### YOUR INSTRUCTIONS:
Repeat the listing exactly. Pictures stay out of your copy.
##### GIVEN DATA
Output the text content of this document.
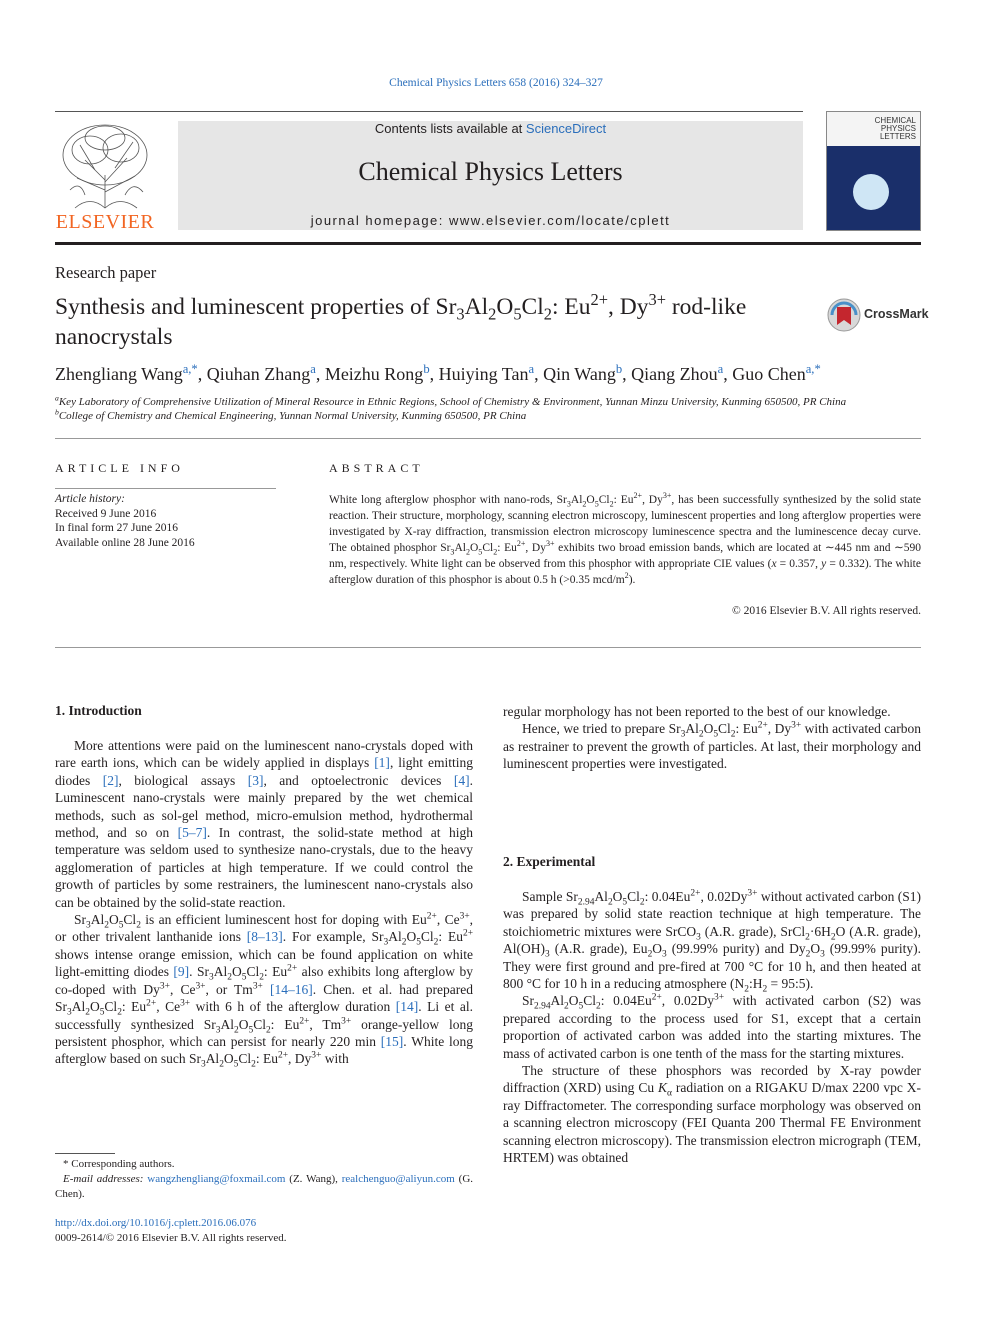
Chemical Physics Letters 658 (2016) 324–327
ELSEVIER
Contents lists available at ScienceDirect
Chemical Physics Letters
journal homepage: www.elsevier.com/locate/cplett
CHEMICAL
PHYSICS
LETTERS
Research paper
Synthesis and luminescent properties of $Sr_3Al_2O_5Cl_2$: $Eu^{2+}$, $Dy^{3+}$ rod-like
nanocrystals
CrossMark
Zhengliang Wang$^{a,*}$, Qiuhan Zhang$^a$, Meizhu Rong$^b$, Huiying Tan$^a$, Qin Wang$^b$, Qiang Zhou$^a$, Guo Chen$^{a,*}$
$^a$Key Laboratory of Comprehensive Utilization of Mineral Resource in Ethnic Regions, School of Chemistry & Environment, Yunnan Minzu University, Kunming 650500, PR China
$^b$College of Chemistry and Chemical Engineering, Yunnan Normal University, Kunming 650500, PR China
ARTICLE INFO
Article history:
Received 9 June 2016
In final form 27 June 2016
Available online 28 June 2016
ABSTRACT
White long afterglow phosphor with nano-rods, $Sr_3Al_2O_5Cl_2$: $Eu^{2+}$, $Dy^{3+}$, has been successfully synthesized by the solid state reaction. Their structure, morphology, scanning electron microscopy, luminescent properties and long afterglow properties were investigated by X-ray diffraction, transmission electron microscopy luminescence spectra and the luminescence decay curve. The obtained phosphor $Sr_3Al_2O_5Cl_2$: $Eu^{2+}$, $Dy^{3+}$ exhibits two broad emission bands, which are located at ∼445 nm and ∼590 nm, respectively. White light can be observed from this phosphor with appropriate CIE values (x = 0.357, y = 0.332). The white afterglow duration of this phosphor is about 0.5 h (>0.35 mcd/$m^2$).
© 2016 Elsevier B.V. All rights reserved.
1. Introduction

More attentions were paid on the luminescent nano-crystals doped with rare earth ions, which can be widely applied in displays [1], light emitting diodes [2], biological assays [3], and optoelectronic devices [4]. Luminescent nano-crystals were mainly prepared by the wet chemical methods, such as sol-gel method, micro-emulsion method, hydrothermal method, and so on [5–7]. In contrast, the solid-state method at high temperature was seldom used to synthesize nano-crystals, due to the heavy agglomeration of particles at high temperature. If we could control the growth of particles by some restrainers, the luminescent nano-crystals also can be obtained by the solid-state reaction.

$Sr_3Al_2O_5Cl_2$ is an efficient luminescent host for doping with $Eu^{2+}$, $Ce^{3+}$, or other trivalent lanthanide ions [8–13]. For example, $Sr_3Al_2O_5Cl_2$: $Eu^{2+}$ shows intense orange emission, which can be found application on white light-emitting diodes [9]. $Sr_3Al_2O_5Cl_2$: $Eu^{2+}$ also exhibits long afterglow by co-doped with $Dy^{3+}$, $Ce^{3+}$, or $Tm^{3+}$ [14–16]. Chen. et al. had prepared $Sr_3Al_2O_5Cl_2$: $Eu^{2+}$, $Ce^{3+}$ with 6 h of the afterglow duration [14]. Li et al. successfully synthesized $Sr_3Al_2O_5Cl_2$: $Eu^{2+}$, $Tm^{3+}$ orange-yellow long persistent phosphor, which can persist for nearly 220 min [15]. White long afterglow based on such $Sr_3Al_2O_5Cl_2$: $Eu^{2+}$, $Dy^{3+}$ with

* Corresponding authors.
E-mail addresses: wangzhengliang@foxmail.com (Z. Wang), realchenguo@aliyun.com (G. Chen).
http://dx.doi.org/10.1016/j.cplett.2016.06.076
0009-2614/© 2016 Elsevier B.V. All rights reserved.

regular morphology has not been reported to the best of our knowledge.

Hence, we tried to prepare $Sr_3Al_2O_5Cl_2$: $Eu^{2+}$, $Dy^{3+}$ with activated carbon as restrainer to prevent the growth of particles. At last, their morphology and luminescent properties were investigated.

2. Experimental

Sample $Sr_{2.94}Al_2O_5Cl_2$: $0.04Eu^{2+}$, $0.02Dy^{3+}$ without activated carbon (S1) was prepared by solid state reaction technique at high temperature. The stoichiometric mixtures were SrCO$_3$ (A.R. grade), $SrCl_2\cdot 6H_2O$ (A.R. grade), $Al(OH)_3$ (A.R. grade), $Eu_2O_3$ (99.99% purity) and $Dy_2O_3$ (99.99% purity). They were first ground and pre-fired at 700 °C for 10 h, and then heated at 800 °C for 10 h in a reducing atmosphere ($N_2:H_2$ = 95:5).

$Sr_{2.94}Al_2O_5Cl_2$: $0.04Eu^{2+}$, $0.02Dy^{3+}$ with activated carbon (S2) was prepared according to the process used for S1, except that a certain proportion of activated carbon was added into the starting mixtures. The mass of activated carbon is one tenth of the mass for the starting mixtures.

The structure of these phosphors was recorded by X-ray powder diffraction (XRD) using Cu $K_\alpha$ radiation on a RIGAKU D/max 2200 vpc X-ray Diffractometer. The corresponding surface morphology was observed on a scanning electron microscopy (FEI Quanta 200 Thermal FE Environment scanning electron microscopy). The transmission electron micrograph (TEM, HRTEM) was obtained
##########
### RESPONSE BOX:
Output the text content of this document.
Chemical Physics Letters 658 (2016) 324–327
ELSEVIER
Contents lists available at ScienceDirect
Chemical Physics Letters
journal homepage: www.elsevier.com/locate/cplett
CHEMICAL
PHYSICS
LETTERS
Research paper
Synthesis and luminescent properties of $Sr_3Al_2O_5Cl_2$: $Eu^{2+}$, $Dy^{3+}$ rod-like
nanocrystals
CrossMark
Zhengliang Wang$^{a,*}$, Qiuhan Zhang$^a$, Meizhu Rong$^b$, Huiying Tan$^a$, Qin Wang$^b$, Qiang Zhou$^a$, Guo Chen$^{a,*}$
$^a$Key Laboratory of Comprehensive Utilization of Mineral Resource in Ethnic Regions, School of Chemistry & Environment, Yunnan Minzu University, Kunming 650500, PR China
$^b$College of Chemistry and Chemical Engineering, Yunnan Normal University, Kunming 650500, PR China
ARTICLE INFO
Article history:
Received 9 June 2016
In final form 27 June 2016
Available online 28 June 2016
ABSTRACT
White long afterglow phosphor with nano-rods, $Sr_3Al_2O_5Cl_2$: $Eu^{2+}$, $Dy^{3+}$, has been successfully synthesized by the solid state reaction. Their structure, morphology, scanning electron microscopy, luminescent properties and long afterglow properties were investigated by X-ray diffraction, transmission electron microscopy luminescence spectra and the luminescence decay curve. The obtained phosphor $Sr_3Al_2O_5Cl_2$: $Eu^{2+}$, $Dy^{3+}$ exhibits two broad emission bands, which are located at ∼445 nm and ∼590 nm, respectively. White light can be observed from this phosphor with appropriate CIE values (x = 0.357, y = 0.332). The white afterglow duration of this phosphor is about 0.5 h (>0.35 mcd/$m^2$).
© 2016 Elsevier B.V. All rights reserved.
1. Introduction

More attentions were paid on the luminescent nano-crystals doped with rare earth ions, which can be widely applied in displays [1], light emitting diodes [2], biological assays [3], and optoelectronic devices [4]. Luminescent nano-crystals were mainly prepared by the wet chemical methods, such as sol-gel method, micro-emulsion method, hydrothermal method, and so on [5–7]. In contrast, the solid-state method at high temperature was seldom used to synthesize nano-crystals, due to the heavy agglomeration of particles at high temperature. If we could control the growth of particles by some restrainers, the luminescent nano-crystals also can be obtained by the solid-state reaction.

$Sr_3Al_2O_5Cl_2$ is an efficient luminescent host for doping with $Eu^{2+}$, $Ce^{3+}$, or other trivalent lanthanide ions [8–13]. For example, $Sr_3Al_2O_5Cl_2$: $Eu^{2+}$ shows intense orange emission, which can be found application on white light-emitting diodes [9]. $Sr_3Al_2O_5Cl_2$: $Eu^{2+}$ also exhibits long afterglow by co-doped with $Dy^{3+}$, $Ce^{3+}$, or $Tm^{3+}$ [14–16]. Chen. et al. had prepared $Sr_3Al_2O_5Cl_2$: $Eu^{2+}$, $Ce^{3+}$ with 6 h of the afterglow duration [14]. Li et al. successfully synthesized $Sr_3Al_2O_5Cl_2$: $Eu^{2+}$, $Tm^{3+}$ orange-yellow long persistent phosphor, which can persist for nearly 220 min [15]. White long afterglow based on such $Sr_3Al_2O_5Cl_2$: $Eu^{2+}$, $Dy^{3+}$ with

* Corresponding authors.
E-mail addresses: wangzhengliang@foxmail.com (Z. Wang), realchenguo@aliyun.com (G. Chen).
http://dx.doi.org/10.1016/j.cplett.2016.06.076
0009-2614/© 2016 Elsevier B.V. All rights reserved.

regular morphology has not been reported to the best of our knowledge.

Hence, we tried to prepare $Sr_3Al_2O_5Cl_2$: $Eu^{2+}$, $Dy^{3+}$ with activated carbon as restrainer to prevent the growth of particles. At last, their morphology and luminescent properties were investigated.

2. Experimental

Sample $Sr_{2.94}Al_2O_5Cl_2$: $0.04Eu^{2+}$, $0.02Dy^{3+}$ without activated carbon (S1) was prepared by solid state reaction technique at high temperature. The stoichiometric mixtures were SrCO$_3$ (A.R. grade), $SrCl_2\cdot 6H_2O$ (A.R. grade), $Al(OH)_3$ (A.R. grade), $Eu_2O_3$ (99.99% purity) and $Dy_2O_3$ (99.99% purity). They were first ground and pre-fired at 700 °C for 10 h, and then heated at 800 °C for 10 h in a reducing atmosphere ($N_2:H_2$ = 95:5).

$Sr_{2.94}Al_2O_5Cl_2$: $0.04Eu^{2+}$, $0.02Dy^{3+}$ with activated carbon (S2) was prepared according to the process used for S1, except that a certain proportion of activated carbon was added into the starting mixtures. The mass of activated carbon is one tenth of the mass for the starting mixtures.

The structure of these phosphors was recorded by X-ray powder diffraction (XRD) using Cu $K_\alpha$ radiation on a RIGAKU D/max 2200 vpc X-ray Diffractometer. The corresponding surface morphology was observed on a scanning electron microscopy (FEI Quanta 200 Thermal FE Environment scanning electron microscopy). The transmission electron micrograph (TEM, HRTEM) was obtained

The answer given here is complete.